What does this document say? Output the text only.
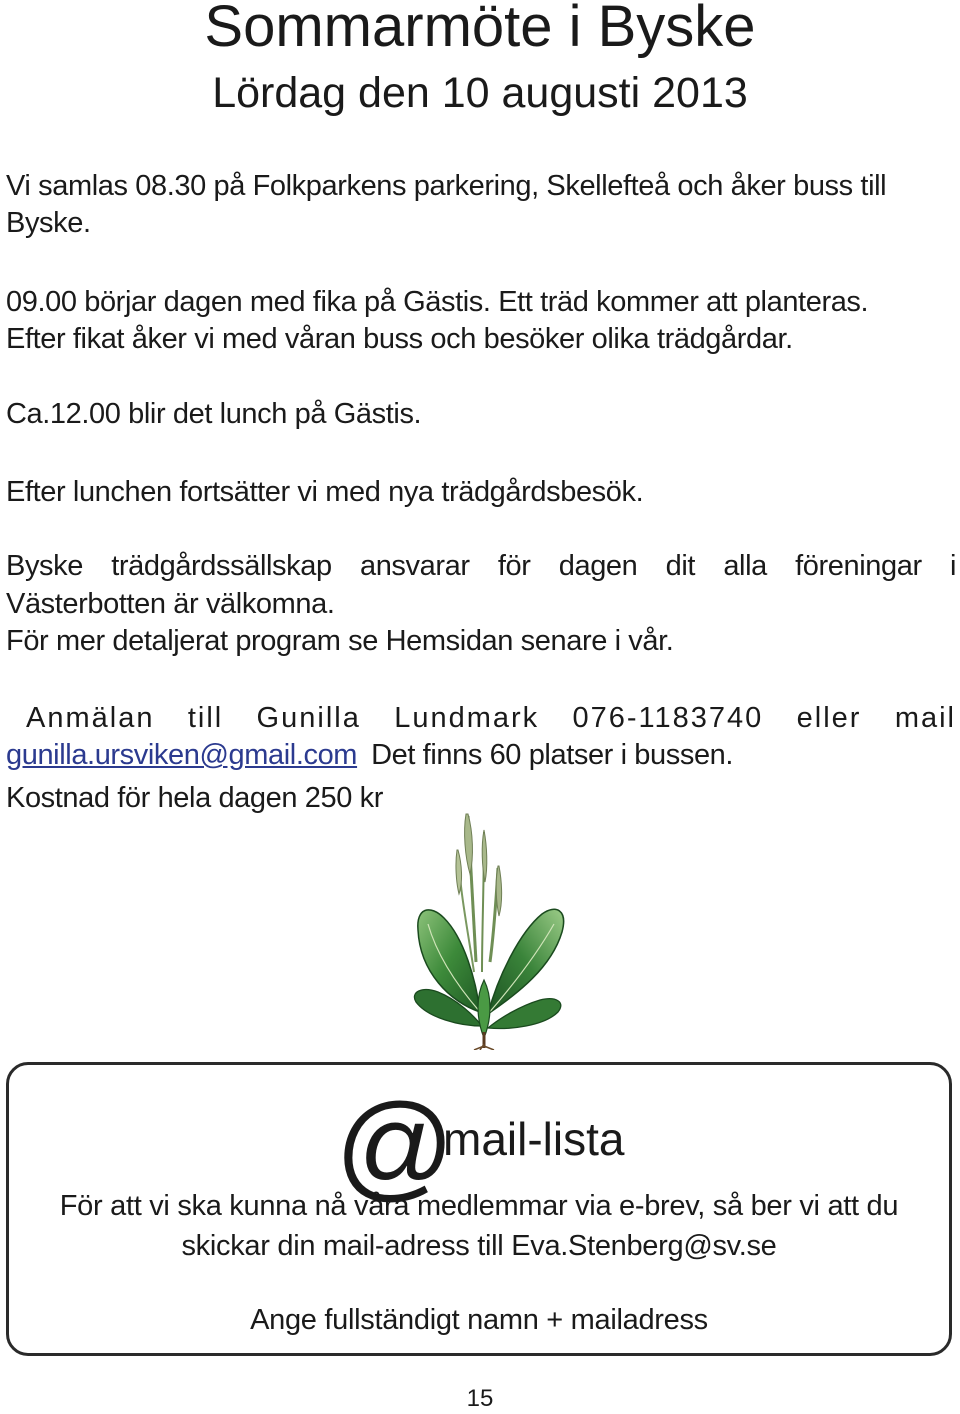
Sommarmöte i Byske
Lördag den 10 augusti 2013

Vi samlas 08.30 på Folkparkens parkering, Skellefteå och åker buss till
Byske.

09.00 börjar dagen med fika på Gästis. Ett träd kommer att planteras.
Efter fikat åker vi med våran buss och besöker olika trädgårdar.

Ca.12.00 blir det lunch på Gästis.

Efter lunchen fortsätter vi med nya trädgårdsbesök.

Byske trädgårdssällskap ansvarar för dagen dit alla föreningar i

Västerbotten är välkomna.

För mer detaljerat program se Hemsidan senare i vår.

Anmälan till Gunilla Lundmark 076-1183740 eller mail

gunilla.ursviken@gmail.com Det finns 60 platser i bussen.

Kostnad för hela dagen 250 kr

@
mail-lista
För att vi ska kunna nå våra medlemmar via e-brev, så ber vi att du
skickar din mail-adress till Eva.Stenberg@sv.se
Ange fullständigt namn + mailadress
15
==*==
§ **Work required**: With the pictures omitted, reproduce the records in full and exactly.

§ **Task output**:
What does this document say? Output the text only.
Sommarmöte i Byske
Lördag den 10 augusti 2013

Vi samlas 08.30 på Folkparkens parkering, Skellefteå och åker buss till
Byske.

09.00 börjar dagen med fika på Gästis. Ett träd kommer att planteras.
Efter fikat åker vi med våran buss och besöker olika trädgårdar.

Ca.12.00 blir det lunch på Gästis.

Efter lunchen fortsätter vi med nya trädgårdsbesök.

Byske trädgårdssällskap ansvarar för dagen dit alla föreningar i

Västerbotten är välkomna.

För mer detaljerat program se Hemsidan senare i vår.

Anmälan till Gunilla Lundmark 076-1183740 eller mail

gunilla.ursviken@gmail.com Det finns 60 platser i bussen.

Kostnad för hela dagen 250 kr

@
mail-lista
För att vi ska kunna nå våra medlemmar via e-brev, så ber vi att du
skickar din mail-adress till Eva.Stenberg@sv.se
Ange fullständigt namn + mailadress
15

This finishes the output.